* WHAT IS REQUIRED
From the records, report how many lines hold the word "functional", with the number as the sole reply.

(Extracted records)

┌────────

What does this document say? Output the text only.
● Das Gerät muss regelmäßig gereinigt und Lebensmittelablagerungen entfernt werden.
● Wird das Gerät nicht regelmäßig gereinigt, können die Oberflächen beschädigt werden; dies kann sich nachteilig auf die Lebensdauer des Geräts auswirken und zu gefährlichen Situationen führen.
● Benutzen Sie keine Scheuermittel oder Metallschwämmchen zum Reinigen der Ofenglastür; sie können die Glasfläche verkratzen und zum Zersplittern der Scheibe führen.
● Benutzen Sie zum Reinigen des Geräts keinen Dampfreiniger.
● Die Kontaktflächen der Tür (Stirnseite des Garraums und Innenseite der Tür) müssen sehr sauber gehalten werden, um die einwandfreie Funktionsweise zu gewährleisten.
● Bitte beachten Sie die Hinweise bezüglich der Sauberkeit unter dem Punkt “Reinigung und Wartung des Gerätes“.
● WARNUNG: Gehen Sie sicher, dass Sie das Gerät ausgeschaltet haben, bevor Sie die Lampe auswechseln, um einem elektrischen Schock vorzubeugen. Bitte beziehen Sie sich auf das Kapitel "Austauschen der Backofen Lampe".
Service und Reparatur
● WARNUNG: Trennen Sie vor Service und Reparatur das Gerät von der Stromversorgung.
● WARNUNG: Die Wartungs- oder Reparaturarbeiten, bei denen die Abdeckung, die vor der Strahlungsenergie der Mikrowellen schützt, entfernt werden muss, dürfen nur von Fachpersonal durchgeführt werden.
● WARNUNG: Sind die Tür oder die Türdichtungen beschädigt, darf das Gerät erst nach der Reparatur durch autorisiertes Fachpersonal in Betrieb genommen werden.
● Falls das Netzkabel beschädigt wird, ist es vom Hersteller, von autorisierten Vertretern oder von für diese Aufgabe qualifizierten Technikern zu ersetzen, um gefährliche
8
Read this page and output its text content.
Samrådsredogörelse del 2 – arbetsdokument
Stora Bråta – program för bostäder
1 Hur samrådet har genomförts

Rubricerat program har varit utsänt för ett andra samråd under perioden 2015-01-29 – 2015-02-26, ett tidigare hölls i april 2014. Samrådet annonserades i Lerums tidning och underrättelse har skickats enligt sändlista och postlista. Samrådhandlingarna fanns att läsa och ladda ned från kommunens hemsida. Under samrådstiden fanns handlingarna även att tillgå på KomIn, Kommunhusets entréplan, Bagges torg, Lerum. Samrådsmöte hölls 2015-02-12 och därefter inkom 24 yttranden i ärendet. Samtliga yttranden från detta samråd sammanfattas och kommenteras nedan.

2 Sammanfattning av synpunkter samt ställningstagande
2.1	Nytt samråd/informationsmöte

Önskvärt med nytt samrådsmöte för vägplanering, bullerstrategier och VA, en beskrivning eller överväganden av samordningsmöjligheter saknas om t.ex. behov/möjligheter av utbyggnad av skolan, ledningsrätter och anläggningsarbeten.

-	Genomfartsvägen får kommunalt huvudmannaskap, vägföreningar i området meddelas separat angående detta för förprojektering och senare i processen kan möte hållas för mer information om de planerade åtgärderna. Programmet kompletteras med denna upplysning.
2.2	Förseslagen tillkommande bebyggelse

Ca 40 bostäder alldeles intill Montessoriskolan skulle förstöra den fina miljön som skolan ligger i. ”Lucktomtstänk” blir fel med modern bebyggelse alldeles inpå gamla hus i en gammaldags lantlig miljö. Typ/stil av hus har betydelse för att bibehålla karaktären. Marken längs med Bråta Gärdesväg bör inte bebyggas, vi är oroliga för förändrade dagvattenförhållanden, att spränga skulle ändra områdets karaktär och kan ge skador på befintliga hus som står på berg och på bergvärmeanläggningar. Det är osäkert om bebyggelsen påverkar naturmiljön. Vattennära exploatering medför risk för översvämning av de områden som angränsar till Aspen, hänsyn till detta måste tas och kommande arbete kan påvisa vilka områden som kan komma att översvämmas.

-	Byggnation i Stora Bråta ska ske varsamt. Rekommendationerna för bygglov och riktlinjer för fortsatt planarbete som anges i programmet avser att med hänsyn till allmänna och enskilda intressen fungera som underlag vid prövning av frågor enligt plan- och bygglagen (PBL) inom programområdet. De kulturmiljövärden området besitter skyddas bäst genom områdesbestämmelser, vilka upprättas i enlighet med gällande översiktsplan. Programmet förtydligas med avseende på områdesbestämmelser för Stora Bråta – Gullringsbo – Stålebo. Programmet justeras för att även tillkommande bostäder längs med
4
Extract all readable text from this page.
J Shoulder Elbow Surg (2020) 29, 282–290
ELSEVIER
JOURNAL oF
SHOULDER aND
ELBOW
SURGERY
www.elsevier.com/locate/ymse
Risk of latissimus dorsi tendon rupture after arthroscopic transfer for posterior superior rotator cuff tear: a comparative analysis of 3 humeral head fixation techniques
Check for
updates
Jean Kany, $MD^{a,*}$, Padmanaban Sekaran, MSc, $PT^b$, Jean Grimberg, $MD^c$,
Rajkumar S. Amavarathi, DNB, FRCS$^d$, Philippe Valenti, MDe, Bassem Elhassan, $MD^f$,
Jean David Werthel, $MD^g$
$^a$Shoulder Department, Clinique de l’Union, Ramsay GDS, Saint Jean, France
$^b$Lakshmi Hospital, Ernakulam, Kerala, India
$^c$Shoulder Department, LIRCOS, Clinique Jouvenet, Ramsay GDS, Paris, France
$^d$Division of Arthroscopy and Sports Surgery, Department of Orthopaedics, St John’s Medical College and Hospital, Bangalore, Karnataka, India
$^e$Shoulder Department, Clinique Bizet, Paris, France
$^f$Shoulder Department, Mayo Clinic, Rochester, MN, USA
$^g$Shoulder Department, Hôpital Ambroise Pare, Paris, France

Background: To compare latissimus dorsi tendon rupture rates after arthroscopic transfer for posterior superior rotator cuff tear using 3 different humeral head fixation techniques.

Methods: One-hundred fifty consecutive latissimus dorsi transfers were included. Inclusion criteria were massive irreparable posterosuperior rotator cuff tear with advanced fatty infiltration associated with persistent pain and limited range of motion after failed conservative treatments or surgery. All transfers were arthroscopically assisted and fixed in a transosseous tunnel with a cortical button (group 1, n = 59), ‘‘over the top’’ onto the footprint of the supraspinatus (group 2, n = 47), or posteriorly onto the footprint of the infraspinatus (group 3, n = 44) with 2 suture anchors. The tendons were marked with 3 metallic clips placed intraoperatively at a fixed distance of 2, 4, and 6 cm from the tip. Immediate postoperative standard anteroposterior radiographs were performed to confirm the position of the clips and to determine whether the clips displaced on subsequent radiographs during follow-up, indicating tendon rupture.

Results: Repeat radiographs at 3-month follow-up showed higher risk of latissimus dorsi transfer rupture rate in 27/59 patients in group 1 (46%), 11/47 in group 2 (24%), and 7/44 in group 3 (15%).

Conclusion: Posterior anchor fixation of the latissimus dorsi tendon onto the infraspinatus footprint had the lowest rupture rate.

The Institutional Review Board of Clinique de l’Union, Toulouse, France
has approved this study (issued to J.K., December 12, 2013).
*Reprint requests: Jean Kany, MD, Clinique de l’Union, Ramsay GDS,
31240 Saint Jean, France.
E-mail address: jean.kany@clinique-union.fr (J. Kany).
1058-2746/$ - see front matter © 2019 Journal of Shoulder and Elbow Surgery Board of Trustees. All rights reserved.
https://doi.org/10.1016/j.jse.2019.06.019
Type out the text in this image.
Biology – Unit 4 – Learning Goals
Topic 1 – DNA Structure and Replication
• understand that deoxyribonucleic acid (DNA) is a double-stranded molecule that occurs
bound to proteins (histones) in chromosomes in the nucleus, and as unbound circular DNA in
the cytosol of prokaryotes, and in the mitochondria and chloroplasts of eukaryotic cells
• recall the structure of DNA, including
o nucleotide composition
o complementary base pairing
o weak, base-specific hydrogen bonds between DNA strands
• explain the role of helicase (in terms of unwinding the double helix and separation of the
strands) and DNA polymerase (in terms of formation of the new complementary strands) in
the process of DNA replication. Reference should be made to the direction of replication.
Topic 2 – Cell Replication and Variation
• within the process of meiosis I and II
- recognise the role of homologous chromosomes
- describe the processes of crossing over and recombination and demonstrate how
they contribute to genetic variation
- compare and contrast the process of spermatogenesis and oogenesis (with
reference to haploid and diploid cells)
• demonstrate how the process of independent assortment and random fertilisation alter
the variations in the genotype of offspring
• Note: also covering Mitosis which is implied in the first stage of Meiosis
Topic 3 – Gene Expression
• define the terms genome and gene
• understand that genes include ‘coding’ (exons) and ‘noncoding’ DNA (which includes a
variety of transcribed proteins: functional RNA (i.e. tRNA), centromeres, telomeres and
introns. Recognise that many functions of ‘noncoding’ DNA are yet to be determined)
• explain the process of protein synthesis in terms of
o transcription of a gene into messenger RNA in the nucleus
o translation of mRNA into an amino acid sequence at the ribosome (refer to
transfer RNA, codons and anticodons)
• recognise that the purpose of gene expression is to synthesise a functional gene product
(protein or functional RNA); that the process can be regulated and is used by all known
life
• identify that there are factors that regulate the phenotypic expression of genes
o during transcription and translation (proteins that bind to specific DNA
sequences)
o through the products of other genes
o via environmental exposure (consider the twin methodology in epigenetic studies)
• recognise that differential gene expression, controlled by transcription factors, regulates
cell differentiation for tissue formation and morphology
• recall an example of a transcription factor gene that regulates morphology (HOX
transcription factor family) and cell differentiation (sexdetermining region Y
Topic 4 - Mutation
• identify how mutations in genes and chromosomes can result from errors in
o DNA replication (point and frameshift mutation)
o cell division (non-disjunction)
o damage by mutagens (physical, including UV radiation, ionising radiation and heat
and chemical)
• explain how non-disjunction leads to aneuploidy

└────────

* WRITTEN REPLY
3